TASK DETAILS:
Update the rows below by changing each "table-row" to "schedule-row". Keep everything else the same.

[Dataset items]

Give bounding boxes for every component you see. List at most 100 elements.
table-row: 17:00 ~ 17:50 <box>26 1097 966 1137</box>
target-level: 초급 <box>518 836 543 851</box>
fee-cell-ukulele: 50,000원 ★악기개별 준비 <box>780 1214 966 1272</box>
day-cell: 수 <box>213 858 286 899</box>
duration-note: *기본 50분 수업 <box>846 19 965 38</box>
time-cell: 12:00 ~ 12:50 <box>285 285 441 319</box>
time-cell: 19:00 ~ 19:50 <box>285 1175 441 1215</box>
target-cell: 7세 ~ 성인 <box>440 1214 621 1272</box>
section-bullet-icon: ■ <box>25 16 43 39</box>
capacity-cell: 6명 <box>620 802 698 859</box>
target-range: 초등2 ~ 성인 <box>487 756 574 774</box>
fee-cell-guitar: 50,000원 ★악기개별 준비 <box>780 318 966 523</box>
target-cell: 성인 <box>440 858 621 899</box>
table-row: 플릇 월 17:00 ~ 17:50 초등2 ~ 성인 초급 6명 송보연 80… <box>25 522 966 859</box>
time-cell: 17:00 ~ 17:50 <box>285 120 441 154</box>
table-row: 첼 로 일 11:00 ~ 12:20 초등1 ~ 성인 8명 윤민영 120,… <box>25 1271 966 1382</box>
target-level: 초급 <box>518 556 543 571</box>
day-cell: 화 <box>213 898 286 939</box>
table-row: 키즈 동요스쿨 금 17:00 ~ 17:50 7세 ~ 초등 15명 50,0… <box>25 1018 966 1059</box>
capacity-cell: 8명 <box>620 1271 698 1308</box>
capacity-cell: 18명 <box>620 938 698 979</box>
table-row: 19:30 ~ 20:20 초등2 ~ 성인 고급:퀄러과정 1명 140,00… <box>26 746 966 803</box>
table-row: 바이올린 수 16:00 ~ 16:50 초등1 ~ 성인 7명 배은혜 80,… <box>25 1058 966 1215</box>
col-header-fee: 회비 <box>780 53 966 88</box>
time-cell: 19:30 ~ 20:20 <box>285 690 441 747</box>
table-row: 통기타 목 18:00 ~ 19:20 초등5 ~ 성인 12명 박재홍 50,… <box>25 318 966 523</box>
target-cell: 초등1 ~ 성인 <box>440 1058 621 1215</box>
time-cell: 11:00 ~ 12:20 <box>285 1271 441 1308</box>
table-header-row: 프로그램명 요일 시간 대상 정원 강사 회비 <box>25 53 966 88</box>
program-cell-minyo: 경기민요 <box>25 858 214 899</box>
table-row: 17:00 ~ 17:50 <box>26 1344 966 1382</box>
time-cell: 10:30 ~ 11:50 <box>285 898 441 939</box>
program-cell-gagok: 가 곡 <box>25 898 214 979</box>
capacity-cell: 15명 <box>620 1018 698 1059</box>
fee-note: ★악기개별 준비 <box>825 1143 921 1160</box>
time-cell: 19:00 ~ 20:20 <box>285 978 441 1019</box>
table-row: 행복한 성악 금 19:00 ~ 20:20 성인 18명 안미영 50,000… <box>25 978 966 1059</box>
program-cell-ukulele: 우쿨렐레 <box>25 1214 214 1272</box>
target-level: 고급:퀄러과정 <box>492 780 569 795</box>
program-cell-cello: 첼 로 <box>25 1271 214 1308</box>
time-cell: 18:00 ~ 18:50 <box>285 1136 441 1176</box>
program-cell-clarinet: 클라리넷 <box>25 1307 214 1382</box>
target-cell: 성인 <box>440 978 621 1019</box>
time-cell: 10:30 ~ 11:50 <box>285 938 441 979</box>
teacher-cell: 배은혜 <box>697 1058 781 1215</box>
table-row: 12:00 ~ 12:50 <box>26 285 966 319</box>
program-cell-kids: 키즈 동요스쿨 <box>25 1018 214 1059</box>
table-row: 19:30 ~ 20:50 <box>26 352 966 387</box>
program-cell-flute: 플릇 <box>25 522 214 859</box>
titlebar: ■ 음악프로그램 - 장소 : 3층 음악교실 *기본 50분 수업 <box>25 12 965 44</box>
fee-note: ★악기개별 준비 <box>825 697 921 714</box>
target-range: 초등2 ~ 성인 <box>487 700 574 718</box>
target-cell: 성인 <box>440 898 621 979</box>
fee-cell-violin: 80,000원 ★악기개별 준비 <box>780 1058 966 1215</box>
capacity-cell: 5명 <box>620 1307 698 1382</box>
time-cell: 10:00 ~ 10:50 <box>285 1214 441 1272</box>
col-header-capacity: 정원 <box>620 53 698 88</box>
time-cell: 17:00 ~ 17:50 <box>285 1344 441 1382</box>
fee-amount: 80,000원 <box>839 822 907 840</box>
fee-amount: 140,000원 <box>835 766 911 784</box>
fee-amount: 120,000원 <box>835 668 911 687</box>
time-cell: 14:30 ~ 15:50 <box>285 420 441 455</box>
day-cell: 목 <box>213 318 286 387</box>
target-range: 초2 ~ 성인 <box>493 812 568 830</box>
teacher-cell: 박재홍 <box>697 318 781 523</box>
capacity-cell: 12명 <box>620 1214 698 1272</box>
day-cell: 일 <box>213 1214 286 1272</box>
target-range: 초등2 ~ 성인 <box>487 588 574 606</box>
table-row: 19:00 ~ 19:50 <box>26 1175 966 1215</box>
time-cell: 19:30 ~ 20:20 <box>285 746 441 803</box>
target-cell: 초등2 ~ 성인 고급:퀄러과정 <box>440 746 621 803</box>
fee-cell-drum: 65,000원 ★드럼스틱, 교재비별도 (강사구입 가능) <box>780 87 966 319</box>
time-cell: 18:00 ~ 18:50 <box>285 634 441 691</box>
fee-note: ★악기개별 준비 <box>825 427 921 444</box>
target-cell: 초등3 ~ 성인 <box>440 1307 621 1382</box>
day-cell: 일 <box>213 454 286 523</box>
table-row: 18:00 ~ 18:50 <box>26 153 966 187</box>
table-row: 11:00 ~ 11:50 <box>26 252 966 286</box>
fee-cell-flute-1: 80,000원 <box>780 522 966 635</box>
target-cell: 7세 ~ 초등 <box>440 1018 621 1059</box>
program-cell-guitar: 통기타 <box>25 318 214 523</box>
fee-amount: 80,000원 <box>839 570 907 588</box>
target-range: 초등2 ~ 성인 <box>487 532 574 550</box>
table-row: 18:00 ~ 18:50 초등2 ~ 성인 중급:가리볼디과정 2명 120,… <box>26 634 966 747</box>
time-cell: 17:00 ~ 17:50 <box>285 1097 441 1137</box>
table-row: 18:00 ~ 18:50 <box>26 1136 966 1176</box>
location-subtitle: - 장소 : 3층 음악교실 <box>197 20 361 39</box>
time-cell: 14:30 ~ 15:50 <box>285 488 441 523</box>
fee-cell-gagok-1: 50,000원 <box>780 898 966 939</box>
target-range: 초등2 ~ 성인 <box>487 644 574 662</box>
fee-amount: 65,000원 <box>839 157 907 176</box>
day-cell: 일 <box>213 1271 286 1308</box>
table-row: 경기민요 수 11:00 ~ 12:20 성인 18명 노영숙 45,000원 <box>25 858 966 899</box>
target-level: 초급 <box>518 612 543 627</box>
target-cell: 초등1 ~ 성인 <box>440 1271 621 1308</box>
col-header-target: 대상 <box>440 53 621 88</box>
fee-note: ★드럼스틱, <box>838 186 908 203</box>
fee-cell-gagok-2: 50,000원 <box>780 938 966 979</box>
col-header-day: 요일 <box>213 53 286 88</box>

OUTPUT OF THE TASK:
Give bounding boxes for every component you see. List at most 100 elements.
schedule-row: 17:00 ~ 17:50 <box>26 1097 966 1137</box>
target-level: 초급 <box>518 836 543 851</box>
fee-cell-ukulele: 50,000원 ★악기개별 준비 <box>780 1214 966 1272</box>
day-cell: 수 <box>213 858 286 899</box>
duration-note: *기본 50분 수업 <box>846 19 965 38</box>
time-cell: 12:00 ~ 12:50 <box>285 285 441 319</box>
time-cell: 19:00 ~ 19:50 <box>285 1175 441 1215</box>
target-cell: 7세 ~ 성인 <box>440 1214 621 1272</box>
section-bullet-icon: ■ <box>25 16 43 39</box>
capacity-cell: 6명 <box>620 802 698 859</box>
target-range: 초등2 ~ 성인 <box>487 756 574 774</box>
fee-cell-guitar: 50,000원 ★악기개별 준비 <box>780 318 966 523</box>
target-cell: 성인 <box>440 858 621 899</box>
schedule-row: 플릇 월 17:00 ~ 17:50 초등2 ~ 성인 초급 6명 송보연 80… <box>25 522 966 859</box>
time-cell: 17:00 ~ 17:50 <box>285 120 441 154</box>
schedule-row: 첼 로 일 11:00 ~ 12:20 초등1 ~ 성인 8명 윤민영 120,… <box>25 1271 966 1382</box>
target-level: 초급 <box>518 556 543 571</box>
day-cell: 화 <box>213 898 286 939</box>
schedule-row: 키즈 동요스쿨 금 17:00 ~ 17:50 7세 ~ 초등 15명 50,0… <box>25 1018 966 1059</box>
capacity-cell: 8명 <box>620 1271 698 1308</box>
capacity-cell: 18명 <box>620 938 698 979</box>
schedule-row: 19:30 ~ 20:20 초등2 ~ 성인 고급:퀄러과정 1명 140,00… <box>26 746 966 803</box>
schedule-row: 바이올린 수 16:00 ~ 16:50 초등1 ~ 성인 7명 배은혜 80,… <box>25 1058 966 1215</box>
col-header-fee: 회비 <box>780 53 966 88</box>
time-cell: 19:30 ~ 20:20 <box>285 690 441 747</box>
schedule-row: 통기타 목 18:00 ~ 19:20 초등5 ~ 성인 12명 박재홍 50,… <box>25 318 966 523</box>
target-cell: 초등1 ~ 성인 <box>440 1058 621 1215</box>
time-cell: 11:00 ~ 12:20 <box>285 1271 441 1308</box>
table-header-row: 프로그램명 요일 시간 대상 정원 강사 회비 <box>25 53 966 88</box>
program-cell-minyo: 경기민요 <box>25 858 214 899</box>
schedule-row: 17:00 ~ 17:50 <box>26 1344 966 1382</box>
time-cell: 10:30 ~ 11:50 <box>285 898 441 939</box>
program-cell-gagok: 가 곡 <box>25 898 214 979</box>
capacity-cell: 15명 <box>620 1018 698 1059</box>
fee-note: ★악기개별 준비 <box>825 1143 921 1160</box>
time-cell: 19:00 ~ 20:20 <box>285 978 441 1019</box>
schedule-row: 행복한 성악 금 19:00 ~ 20:20 성인 18명 안미영 50,000… <box>25 978 966 1059</box>
program-cell-ukulele: 우쿨렐레 <box>25 1214 214 1272</box>
target-level: 고급:퀄러과정 <box>492 780 569 795</box>
program-cell-cello: 첼 로 <box>25 1271 214 1308</box>
time-cell: 18:00 ~ 18:50 <box>285 1136 441 1176</box>
program-cell-clarinet: 클라리넷 <box>25 1307 214 1382</box>
target-cell: 성인 <box>440 978 621 1019</box>
time-cell: 10:30 ~ 11:50 <box>285 938 441 979</box>
teacher-cell: 배은혜 <box>697 1058 781 1215</box>
schedule-row: 12:00 ~ 12:50 <box>26 285 966 319</box>
program-cell-kids: 키즈 동요스쿨 <box>25 1018 214 1059</box>
schedule-row: 19:30 ~ 20:50 <box>26 352 966 387</box>
program-cell-flute: 플릇 <box>25 522 214 859</box>
titlebar: ■ 음악프로그램 - 장소 : 3층 음악교실 *기본 50분 수업 <box>25 12 965 44</box>
fee-note: ★악기개별 준비 <box>825 697 921 714</box>
target-range: 초등2 ~ 성인 <box>487 700 574 718</box>
target-cell: 성인 <box>440 898 621 979</box>
fee-cell-violin: 80,000원 ★악기개별 준비 <box>780 1058 966 1215</box>
capacity-cell: 5명 <box>620 1307 698 1382</box>
time-cell: 10:00 ~ 10:50 <box>285 1214 441 1272</box>
col-header-capacity: 정원 <box>620 53 698 88</box>
time-cell: 17:00 ~ 17:50 <box>285 1344 441 1382</box>
fee-amount: 80,000원 <box>839 822 907 840</box>
fee-amount: 140,000원 <box>835 766 911 784</box>
fee-amount: 120,000원 <box>835 668 911 687</box>
time-cell: 14:30 ~ 15:50 <box>285 420 441 455</box>
day-cell: 목 <box>213 318 286 387</box>
target-range: 초2 ~ 성인 <box>493 812 568 830</box>
teacher-cell: 박재홍 <box>697 318 781 523</box>
capacity-cell: 12명 <box>620 1214 698 1272</box>
day-cell: 일 <box>213 1214 286 1272</box>
target-range: 초등2 ~ 성인 <box>487 588 574 606</box>
schedule-row: 19:00 ~ 19:50 <box>26 1175 966 1215</box>
time-cell: 19:30 ~ 20:20 <box>285 746 441 803</box>
target-cell: 초등2 ~ 성인 고급:퀄러과정 <box>440 746 621 803</box>
fee-cell-drum: 65,000원 ★드럼스틱, 교재비별도 (강사구입 가능) <box>780 87 966 319</box>
time-cell: 18:00 ~ 18:50 <box>285 634 441 691</box>
fee-note: ★악기개별 준비 <box>825 427 921 444</box>
target-cell: 초등3 ~ 성인 <box>440 1307 621 1382</box>
day-cell: 일 <box>213 454 286 523</box>
schedule-row: 18:00 ~ 18:50 <box>26 153 966 187</box>
schedule-row: 11:00 ~ 11:50 <box>26 252 966 286</box>
fee-cell-flute-1: 80,000원 <box>780 522 966 635</box>
target-cell: 7세 ~ 초등 <box>440 1018 621 1059</box>
program-cell-guitar: 통기타 <box>25 318 214 523</box>
fee-amount: 80,000원 <box>839 570 907 588</box>
target-range: 초등2 ~ 성인 <box>487 532 574 550</box>
schedule-row: 18:00 ~ 18:50 초등2 ~ 성인 중급:가리볼디과정 2명 120,… <box>26 634 966 747</box>
time-cell: 17:00 ~ 17:50 <box>285 1097 441 1137</box>
schedule-row: 18:00 ~ 18:50 <box>26 1136 966 1176</box>
location-subtitle: - 장소 : 3층 음악교실 <box>197 20 361 39</box>
time-cell: 14:30 ~ 15:50 <box>285 488 441 523</box>
fee-cell-gagok-1: 50,000원 <box>780 898 966 939</box>
target-range: 초등2 ~ 성인 <box>487 644 574 662</box>
fee-amount: 65,000원 <box>839 157 907 176</box>
day-cell: 일 <box>213 1271 286 1308</box>
schedule-row: 경기민요 수 11:00 ~ 12:20 성인 18명 노영숙 45,000원 <box>25 858 966 899</box>
target-level: 초급 <box>518 612 543 627</box>
target-cell: 초등1 ~ 성인 <box>440 1271 621 1308</box>
col-header-target: 대상 <box>440 53 621 88</box>
fee-note: ★드럼스틱, <box>838 186 908 203</box>
fee-cell-gagok-2: 50,000원 <box>780 938 966 979</box>
col-header-day: 요일 <box>213 53 286 88</box>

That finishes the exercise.